* INSTRUCTIONS TO FOLLOW
Copy out every line of the listing below verbatim, leaving out the pictures.

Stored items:
|---|
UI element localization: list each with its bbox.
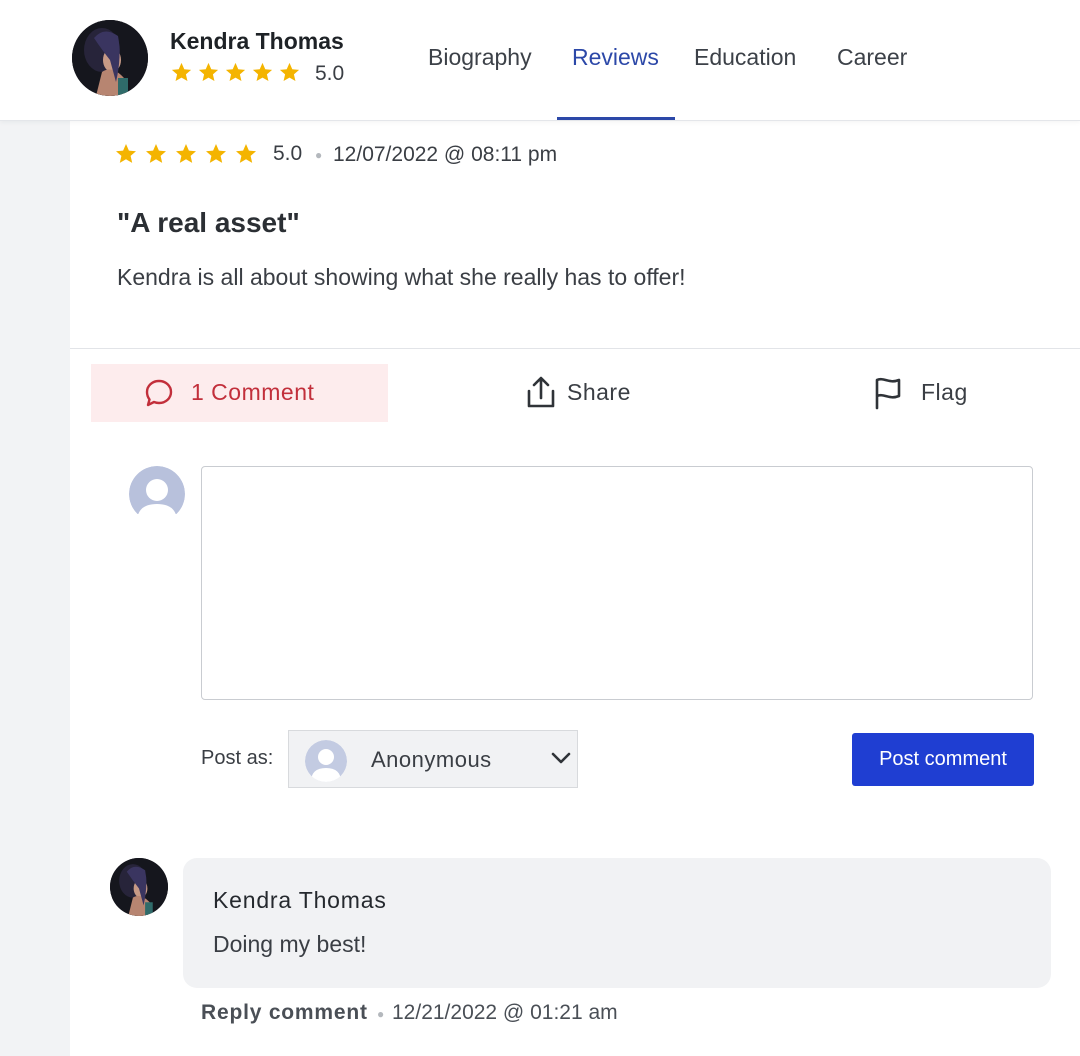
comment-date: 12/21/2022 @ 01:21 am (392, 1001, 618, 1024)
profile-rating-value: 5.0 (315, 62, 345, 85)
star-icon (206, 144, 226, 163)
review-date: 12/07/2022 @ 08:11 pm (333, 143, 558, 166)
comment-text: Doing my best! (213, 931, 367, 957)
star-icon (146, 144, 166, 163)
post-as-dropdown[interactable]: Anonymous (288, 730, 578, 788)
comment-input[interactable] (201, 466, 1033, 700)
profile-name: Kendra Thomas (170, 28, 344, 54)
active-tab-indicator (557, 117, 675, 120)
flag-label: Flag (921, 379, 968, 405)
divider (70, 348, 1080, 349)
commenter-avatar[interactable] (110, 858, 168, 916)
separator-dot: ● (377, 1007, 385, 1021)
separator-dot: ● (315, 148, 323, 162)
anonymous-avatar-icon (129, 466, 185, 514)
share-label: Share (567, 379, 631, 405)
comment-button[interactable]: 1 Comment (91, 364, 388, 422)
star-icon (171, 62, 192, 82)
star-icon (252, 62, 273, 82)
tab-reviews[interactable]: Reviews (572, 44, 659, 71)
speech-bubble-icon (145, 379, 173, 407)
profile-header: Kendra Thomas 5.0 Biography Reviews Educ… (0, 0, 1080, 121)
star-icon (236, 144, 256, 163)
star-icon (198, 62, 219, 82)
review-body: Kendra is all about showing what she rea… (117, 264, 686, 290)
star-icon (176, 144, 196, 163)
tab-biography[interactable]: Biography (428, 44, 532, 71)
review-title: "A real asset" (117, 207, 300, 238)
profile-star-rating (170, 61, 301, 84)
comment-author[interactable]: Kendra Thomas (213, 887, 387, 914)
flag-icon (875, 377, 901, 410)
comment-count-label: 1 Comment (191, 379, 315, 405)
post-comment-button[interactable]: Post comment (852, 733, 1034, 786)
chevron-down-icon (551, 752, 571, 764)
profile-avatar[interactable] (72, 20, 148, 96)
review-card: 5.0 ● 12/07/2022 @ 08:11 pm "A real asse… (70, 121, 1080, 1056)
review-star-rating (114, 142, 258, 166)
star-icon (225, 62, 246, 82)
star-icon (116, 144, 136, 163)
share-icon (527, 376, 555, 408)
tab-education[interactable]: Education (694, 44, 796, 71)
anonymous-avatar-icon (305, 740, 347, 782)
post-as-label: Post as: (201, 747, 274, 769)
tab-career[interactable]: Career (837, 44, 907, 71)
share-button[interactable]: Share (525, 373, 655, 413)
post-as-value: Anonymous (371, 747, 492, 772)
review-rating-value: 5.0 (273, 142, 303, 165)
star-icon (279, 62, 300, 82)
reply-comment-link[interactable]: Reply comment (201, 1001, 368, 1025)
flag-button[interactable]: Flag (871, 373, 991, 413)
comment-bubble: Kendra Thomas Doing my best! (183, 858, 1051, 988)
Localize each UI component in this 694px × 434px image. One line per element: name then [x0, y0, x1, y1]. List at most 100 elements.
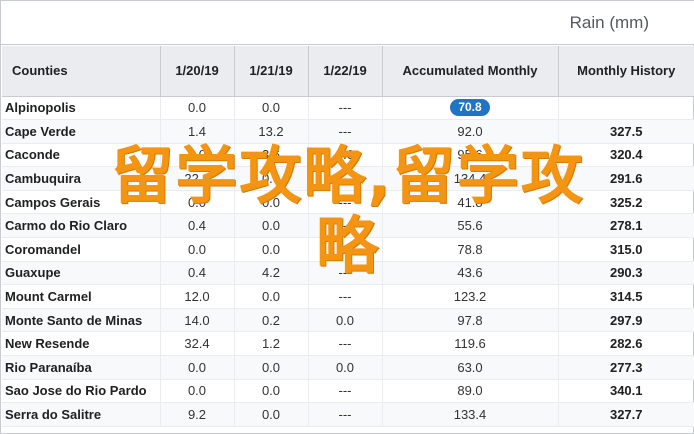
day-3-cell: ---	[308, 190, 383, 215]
|---|
* EXERCISE RESPONSE
UI element localization: list each with its bbox.
comment-date: 12/21/2022 @ 01:21 am (392, 1001, 618, 1024)
profile-rating-value: 5.0 (315, 62, 345, 85)
star-icon (206, 144, 226, 163)
review-date: 12/07/2022 @ 08:11 pm (333, 143, 558, 166)
comment-text: Doing my best! (213, 931, 367, 957)
star-icon (146, 144, 166, 163)
post-as-dropdown[interactable]: Anonymous (288, 730, 578, 788)
comment-input[interactable] (201, 466, 1033, 700)
profile-name: Kendra Thomas (170, 28, 344, 54)
active-tab-indicator (557, 117, 675, 120)
flag-label: Flag (921, 379, 968, 405)
divider (70, 348, 1080, 349)
commenter-avatar[interactable] (110, 858, 168, 916)
separator-dot: ● (377, 1007, 385, 1021)
separator-dot: ● (315, 148, 323, 162)
anonymous-avatar-icon (129, 466, 185, 514)
share-label: Share (567, 379, 631, 405)
comment-button[interactable]: 1 Comment (91, 364, 388, 422)
star-icon (171, 62, 192, 82)
star-icon (252, 62, 273, 82)
tab-reviews[interactable]: Reviews (572, 44, 659, 71)
speech-bubble-icon (145, 379, 173, 407)
profile-header: Kendra Thomas 5.0 Biography Reviews Educ… (0, 0, 1080, 121)
star-icon (236, 144, 256, 163)
star-icon (198, 62, 219, 82)
review-body: Kendra is all about showing what she rea… (117, 264, 686, 290)
star-icon (176, 144, 196, 163)
tab-biography[interactable]: Biography (428, 44, 532, 71)
review-title: "A real asset" (117, 207, 300, 238)
profile-star-rating (170, 61, 301, 84)
comment-author[interactable]: Kendra Thomas (213, 887, 387, 914)
flag-icon (875, 377, 901, 410)
comment-count-label: 1 Comment (191, 379, 315, 405)
post-comment-button[interactable]: Post comment (852, 733, 1034, 786)
chevron-down-icon (551, 752, 571, 764)
profile-avatar[interactable] (72, 20, 148, 96)
review-card: 5.0 ● 12/07/2022 @ 08:11 pm "A real asse… (70, 121, 1080, 1056)
review-star-rating (114, 142, 258, 166)
star-icon (225, 62, 246, 82)
star-icon (116, 144, 136, 163)
share-icon (527, 376, 555, 408)
tab-education[interactable]: Education (694, 44, 796, 71)
anonymous-avatar-icon (305, 740, 347, 782)
post-as-label: Post as: (201, 747, 274, 769)
tab-career[interactable]: Career (837, 44, 907, 71)
share-button[interactable]: Share (525, 373, 655, 413)
post-as-value: Anonymous (371, 747, 492, 772)
review-rating-value: 5.0 (273, 142, 303, 165)
star-icon (279, 62, 300, 82)
reply-comment-link[interactable]: Reply comment (201, 1001, 368, 1025)
flag-button[interactable]: Flag (871, 373, 991, 413)
comment-bubble: Kendra Thomas Doing my best! (183, 858, 1051, 988)
Localize each UI component in this 694px × 434px image. One line per element: name then [x0, y0, x1, y1]. List at most 100 elements.
day-3-cell: ---	[308, 190, 383, 215]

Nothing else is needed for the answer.